=== Raw records ===

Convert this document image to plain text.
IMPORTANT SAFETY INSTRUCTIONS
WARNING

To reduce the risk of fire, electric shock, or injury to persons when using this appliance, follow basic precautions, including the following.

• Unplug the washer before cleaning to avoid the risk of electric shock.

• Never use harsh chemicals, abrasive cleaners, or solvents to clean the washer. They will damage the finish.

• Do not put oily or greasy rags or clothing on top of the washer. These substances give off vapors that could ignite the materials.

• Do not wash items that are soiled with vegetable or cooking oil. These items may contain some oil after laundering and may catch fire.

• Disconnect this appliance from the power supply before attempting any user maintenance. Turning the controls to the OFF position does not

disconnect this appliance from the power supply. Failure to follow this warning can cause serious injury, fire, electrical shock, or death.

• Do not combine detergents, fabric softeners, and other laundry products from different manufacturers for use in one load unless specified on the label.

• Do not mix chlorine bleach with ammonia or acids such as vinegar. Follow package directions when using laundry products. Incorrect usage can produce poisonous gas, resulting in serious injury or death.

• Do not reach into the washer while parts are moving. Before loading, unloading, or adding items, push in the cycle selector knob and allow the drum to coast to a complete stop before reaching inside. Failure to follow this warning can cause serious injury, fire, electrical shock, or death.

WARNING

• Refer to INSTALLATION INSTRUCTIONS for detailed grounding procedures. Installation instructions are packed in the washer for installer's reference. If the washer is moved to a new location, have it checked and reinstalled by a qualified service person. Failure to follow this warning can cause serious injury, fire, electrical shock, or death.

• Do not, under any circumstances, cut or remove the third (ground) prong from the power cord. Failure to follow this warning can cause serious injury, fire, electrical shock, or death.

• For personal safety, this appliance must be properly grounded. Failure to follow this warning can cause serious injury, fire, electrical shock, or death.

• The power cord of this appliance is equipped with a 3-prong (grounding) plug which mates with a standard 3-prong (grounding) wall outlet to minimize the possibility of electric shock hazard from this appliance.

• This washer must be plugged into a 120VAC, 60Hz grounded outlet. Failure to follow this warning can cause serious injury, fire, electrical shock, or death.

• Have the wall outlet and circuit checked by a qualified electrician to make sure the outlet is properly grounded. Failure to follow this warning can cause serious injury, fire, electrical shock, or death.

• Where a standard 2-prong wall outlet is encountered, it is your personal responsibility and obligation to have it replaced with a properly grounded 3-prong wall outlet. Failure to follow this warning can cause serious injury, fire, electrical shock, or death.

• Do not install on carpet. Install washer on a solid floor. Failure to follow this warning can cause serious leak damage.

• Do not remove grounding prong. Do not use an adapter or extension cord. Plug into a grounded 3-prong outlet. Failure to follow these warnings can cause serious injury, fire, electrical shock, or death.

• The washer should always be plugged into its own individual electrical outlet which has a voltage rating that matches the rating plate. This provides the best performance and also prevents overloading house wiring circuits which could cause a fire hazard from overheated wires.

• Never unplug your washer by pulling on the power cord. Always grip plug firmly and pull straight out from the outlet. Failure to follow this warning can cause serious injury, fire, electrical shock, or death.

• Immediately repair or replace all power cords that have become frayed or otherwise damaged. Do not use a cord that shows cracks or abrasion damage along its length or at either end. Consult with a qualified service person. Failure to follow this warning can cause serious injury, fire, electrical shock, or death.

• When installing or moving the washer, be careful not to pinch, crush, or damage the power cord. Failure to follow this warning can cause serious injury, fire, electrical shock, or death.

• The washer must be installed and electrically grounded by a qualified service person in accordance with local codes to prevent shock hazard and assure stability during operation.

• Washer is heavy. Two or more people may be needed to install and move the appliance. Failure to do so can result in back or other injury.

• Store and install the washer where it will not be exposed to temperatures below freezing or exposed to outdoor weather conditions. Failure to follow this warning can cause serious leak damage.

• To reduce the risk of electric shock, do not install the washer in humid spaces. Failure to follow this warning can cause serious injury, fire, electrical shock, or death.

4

===
=== Raw records ===

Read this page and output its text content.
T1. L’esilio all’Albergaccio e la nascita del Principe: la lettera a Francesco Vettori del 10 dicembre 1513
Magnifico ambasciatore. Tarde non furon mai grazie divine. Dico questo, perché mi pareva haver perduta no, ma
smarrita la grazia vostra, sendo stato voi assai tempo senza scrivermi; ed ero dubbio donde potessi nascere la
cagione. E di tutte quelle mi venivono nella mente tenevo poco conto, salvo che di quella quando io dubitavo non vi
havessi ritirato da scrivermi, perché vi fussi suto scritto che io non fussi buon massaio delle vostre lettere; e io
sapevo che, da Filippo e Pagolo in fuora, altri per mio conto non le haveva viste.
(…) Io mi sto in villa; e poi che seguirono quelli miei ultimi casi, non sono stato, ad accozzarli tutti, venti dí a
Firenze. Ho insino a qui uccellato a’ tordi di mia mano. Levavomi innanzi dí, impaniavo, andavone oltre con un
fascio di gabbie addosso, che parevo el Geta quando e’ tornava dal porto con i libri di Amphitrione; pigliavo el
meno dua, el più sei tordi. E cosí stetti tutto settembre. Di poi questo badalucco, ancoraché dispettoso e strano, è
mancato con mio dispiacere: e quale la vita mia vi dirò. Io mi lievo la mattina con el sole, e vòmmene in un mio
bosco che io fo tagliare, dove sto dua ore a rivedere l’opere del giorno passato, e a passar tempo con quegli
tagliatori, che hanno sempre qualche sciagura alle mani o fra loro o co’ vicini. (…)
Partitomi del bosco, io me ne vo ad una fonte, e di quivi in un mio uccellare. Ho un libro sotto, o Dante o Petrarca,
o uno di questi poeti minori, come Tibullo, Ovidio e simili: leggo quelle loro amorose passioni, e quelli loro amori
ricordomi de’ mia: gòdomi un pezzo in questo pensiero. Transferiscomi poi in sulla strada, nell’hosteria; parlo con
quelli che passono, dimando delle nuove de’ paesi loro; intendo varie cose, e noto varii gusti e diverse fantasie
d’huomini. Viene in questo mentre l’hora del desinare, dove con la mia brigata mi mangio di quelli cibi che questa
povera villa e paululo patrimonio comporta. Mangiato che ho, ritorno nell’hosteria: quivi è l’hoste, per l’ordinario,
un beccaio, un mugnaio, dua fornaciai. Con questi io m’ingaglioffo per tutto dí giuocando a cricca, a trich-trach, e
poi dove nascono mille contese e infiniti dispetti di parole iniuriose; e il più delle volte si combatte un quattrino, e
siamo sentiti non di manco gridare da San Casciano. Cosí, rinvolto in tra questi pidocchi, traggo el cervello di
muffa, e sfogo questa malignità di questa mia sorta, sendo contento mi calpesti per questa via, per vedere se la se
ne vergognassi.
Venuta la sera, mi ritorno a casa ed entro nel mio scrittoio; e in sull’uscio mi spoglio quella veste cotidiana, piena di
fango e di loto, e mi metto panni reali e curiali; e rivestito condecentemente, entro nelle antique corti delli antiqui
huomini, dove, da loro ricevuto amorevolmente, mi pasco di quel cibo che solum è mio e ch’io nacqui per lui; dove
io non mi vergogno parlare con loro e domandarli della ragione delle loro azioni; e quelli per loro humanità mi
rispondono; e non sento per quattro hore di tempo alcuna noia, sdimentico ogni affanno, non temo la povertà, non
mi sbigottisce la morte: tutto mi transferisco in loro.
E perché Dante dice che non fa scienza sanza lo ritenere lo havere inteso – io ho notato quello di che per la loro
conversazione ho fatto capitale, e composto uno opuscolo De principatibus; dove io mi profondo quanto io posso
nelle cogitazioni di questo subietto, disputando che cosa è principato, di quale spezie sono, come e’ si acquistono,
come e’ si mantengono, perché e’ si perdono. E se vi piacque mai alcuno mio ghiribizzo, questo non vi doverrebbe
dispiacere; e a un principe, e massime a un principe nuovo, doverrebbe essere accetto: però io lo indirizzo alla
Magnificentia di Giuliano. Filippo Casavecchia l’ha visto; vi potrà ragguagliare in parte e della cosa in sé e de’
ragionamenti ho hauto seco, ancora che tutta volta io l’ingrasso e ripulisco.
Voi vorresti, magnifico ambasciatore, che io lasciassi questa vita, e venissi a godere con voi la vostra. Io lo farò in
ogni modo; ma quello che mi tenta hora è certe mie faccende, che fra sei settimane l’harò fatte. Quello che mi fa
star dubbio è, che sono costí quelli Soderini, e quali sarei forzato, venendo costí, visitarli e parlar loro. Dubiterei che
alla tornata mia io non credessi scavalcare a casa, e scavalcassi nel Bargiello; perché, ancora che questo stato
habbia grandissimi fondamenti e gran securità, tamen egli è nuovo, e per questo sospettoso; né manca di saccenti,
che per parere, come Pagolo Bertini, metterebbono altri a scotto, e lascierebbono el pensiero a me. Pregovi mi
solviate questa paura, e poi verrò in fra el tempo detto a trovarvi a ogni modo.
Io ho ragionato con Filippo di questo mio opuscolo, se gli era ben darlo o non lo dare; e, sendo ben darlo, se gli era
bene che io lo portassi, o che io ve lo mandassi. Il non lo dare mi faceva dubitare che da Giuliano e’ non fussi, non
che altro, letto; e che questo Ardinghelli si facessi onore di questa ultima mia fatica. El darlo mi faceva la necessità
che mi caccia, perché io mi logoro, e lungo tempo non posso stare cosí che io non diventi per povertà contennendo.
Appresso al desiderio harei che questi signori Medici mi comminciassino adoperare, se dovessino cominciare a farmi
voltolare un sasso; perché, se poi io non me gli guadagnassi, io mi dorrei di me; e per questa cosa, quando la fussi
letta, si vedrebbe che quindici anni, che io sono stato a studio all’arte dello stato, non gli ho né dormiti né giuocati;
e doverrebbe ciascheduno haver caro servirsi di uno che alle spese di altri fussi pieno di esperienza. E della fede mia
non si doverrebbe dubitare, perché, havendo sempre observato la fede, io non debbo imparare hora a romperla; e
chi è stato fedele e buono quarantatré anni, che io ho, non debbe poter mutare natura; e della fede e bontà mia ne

===

Required task
Copy out every line in the listing where the word "bosco" appears.

The result
bosco che io fo tagliare, dove sto dua ore a rivedere l’opere del giorno passato, e a passar tempo con quegli
Partitomi del bosco, io me ne vo ad una fonte, e di quivi in un mio uccellare. Ho un libro sotto, o Dante o Petrarca,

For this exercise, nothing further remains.